*RECORDS SHOWN*:
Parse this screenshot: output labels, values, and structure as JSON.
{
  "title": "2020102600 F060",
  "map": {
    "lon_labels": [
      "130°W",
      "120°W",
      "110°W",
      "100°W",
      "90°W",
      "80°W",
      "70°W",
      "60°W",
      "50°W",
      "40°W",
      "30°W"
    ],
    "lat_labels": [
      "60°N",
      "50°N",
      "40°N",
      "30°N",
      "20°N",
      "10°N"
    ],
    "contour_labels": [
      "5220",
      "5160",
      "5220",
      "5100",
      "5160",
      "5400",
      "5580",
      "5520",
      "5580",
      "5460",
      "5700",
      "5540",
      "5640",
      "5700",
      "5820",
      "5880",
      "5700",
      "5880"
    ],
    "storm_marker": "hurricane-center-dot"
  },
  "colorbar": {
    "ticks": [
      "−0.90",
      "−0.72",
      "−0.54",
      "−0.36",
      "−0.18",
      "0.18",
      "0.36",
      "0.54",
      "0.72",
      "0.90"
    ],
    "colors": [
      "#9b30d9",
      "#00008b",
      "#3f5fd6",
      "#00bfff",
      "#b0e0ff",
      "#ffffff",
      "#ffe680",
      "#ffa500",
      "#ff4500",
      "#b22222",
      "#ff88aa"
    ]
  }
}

*EXERCISE PROMPT*: Make an exact copy of all the data.

*TASK RESULT*:
Parse this screenshot: output labels, values, and structure as JSON.
{
  "title": "2020102600 F060",
  "map": {
    "lon_labels": [
      "130°W",
      "120°W",
      "110°W",
      "100°W",
      "90°W",
      "80°W",
      "70°W",
      "60°W",
      "50°W",
      "40°W",
      "30°W"
    ],
    "lat_labels": [
      "60°N",
      "50°N",
      "40°N",
      "30°N",
      "20°N",
      "10°N"
    ],
    "contour_labels": [
      "5220",
      "5160",
      "5220",
      "5100",
      "5160",
      "5400",
      "5580",
      "5520",
      "5580",
      "5460",
      "5700",
      "5540",
      "5640",
      "5700",
      "5820",
      "5880",
      "5700",
      "5880"
    ],
    "storm_marker": "hurricane-center-dot"
  },
  "colorbar": {
    "ticks": [
      "−0.90",
      "−0.72",
      "−0.54",
      "−0.36",
      "−0.18",
      "0.18",
      "0.36",
      "0.54",
      "0.72",
      "0.90"
    ],
    "colors": [
      "#9b30d9",
      "#00008b",
      "#3f5fd6",
      "#00bfff",
      "#b0e0ff",
      "#ffffff",
      "#ffe680",
      "#ffa500",
      "#ff4500",
      "#b22222",
      "#ff88aa"
    ]
  }
}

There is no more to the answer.